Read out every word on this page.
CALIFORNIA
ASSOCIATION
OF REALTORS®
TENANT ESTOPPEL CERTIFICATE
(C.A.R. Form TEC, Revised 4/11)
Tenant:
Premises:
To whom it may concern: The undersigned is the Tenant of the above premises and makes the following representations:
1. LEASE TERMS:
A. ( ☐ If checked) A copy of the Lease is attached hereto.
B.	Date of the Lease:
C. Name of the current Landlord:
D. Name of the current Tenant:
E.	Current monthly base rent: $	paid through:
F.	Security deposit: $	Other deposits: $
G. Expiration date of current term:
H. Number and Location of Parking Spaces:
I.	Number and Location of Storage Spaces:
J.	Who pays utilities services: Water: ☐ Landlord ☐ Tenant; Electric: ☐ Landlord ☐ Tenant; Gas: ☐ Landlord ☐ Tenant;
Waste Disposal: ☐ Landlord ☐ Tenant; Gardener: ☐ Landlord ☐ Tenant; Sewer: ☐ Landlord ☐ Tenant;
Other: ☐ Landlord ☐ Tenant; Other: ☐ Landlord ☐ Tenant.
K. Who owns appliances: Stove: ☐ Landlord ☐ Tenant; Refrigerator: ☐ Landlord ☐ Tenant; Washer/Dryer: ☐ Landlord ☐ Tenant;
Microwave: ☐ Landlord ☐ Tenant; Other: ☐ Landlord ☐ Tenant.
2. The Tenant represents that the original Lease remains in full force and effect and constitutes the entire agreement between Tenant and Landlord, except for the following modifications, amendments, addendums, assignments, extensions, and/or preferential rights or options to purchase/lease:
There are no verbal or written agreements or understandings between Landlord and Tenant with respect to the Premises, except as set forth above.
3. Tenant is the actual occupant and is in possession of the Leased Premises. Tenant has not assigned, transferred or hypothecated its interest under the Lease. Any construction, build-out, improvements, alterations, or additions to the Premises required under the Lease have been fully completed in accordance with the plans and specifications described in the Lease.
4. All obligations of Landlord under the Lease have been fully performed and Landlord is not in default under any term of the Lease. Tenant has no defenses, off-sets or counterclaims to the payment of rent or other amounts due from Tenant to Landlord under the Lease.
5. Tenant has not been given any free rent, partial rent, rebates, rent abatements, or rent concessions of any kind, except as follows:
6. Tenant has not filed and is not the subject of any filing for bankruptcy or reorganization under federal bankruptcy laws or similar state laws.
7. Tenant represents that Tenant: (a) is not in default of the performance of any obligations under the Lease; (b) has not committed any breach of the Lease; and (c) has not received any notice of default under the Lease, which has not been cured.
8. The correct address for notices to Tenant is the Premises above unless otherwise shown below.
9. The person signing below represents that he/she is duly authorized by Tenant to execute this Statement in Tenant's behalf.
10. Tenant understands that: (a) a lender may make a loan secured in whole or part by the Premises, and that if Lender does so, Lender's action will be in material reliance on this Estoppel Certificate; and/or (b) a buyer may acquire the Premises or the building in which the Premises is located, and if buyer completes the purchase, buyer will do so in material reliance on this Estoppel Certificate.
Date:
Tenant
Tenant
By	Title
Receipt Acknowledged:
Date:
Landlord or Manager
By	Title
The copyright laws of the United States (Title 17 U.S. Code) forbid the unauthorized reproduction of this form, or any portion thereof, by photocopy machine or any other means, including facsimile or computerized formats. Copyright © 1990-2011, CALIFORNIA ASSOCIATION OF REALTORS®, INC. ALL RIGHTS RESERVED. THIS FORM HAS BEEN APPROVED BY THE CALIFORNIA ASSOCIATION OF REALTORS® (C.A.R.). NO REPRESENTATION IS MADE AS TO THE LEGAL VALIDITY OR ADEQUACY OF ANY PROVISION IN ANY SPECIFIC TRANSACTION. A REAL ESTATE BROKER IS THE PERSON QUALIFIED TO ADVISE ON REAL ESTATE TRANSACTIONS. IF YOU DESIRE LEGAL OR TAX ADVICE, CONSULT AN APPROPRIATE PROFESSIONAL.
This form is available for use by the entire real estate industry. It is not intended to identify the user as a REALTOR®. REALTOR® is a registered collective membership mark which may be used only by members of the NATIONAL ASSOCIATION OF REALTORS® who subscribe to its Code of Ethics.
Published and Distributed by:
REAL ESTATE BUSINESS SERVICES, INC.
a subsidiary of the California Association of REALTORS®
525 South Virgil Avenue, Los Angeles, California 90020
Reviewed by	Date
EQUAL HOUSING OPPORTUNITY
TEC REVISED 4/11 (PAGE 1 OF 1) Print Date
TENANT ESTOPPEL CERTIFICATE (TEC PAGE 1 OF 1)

++++++++

• Set exercise
Scan the material above for the string "with" and return the lines that hold it.

• The result
There are no verbal or written agreements or understandings between Landlord and Tenant with respect to the Premises, except as set forth above.
3. Tenant is the actual occupant and is in possession of the Leased Premises. Tenant has not assigned, transferred or hypothecated its interest under the Lease. Any construction, build-out, improvements, alterations, or additions to the Premises required under the Lease have been fully completed in accordance with the plans and specifications described in the Lease.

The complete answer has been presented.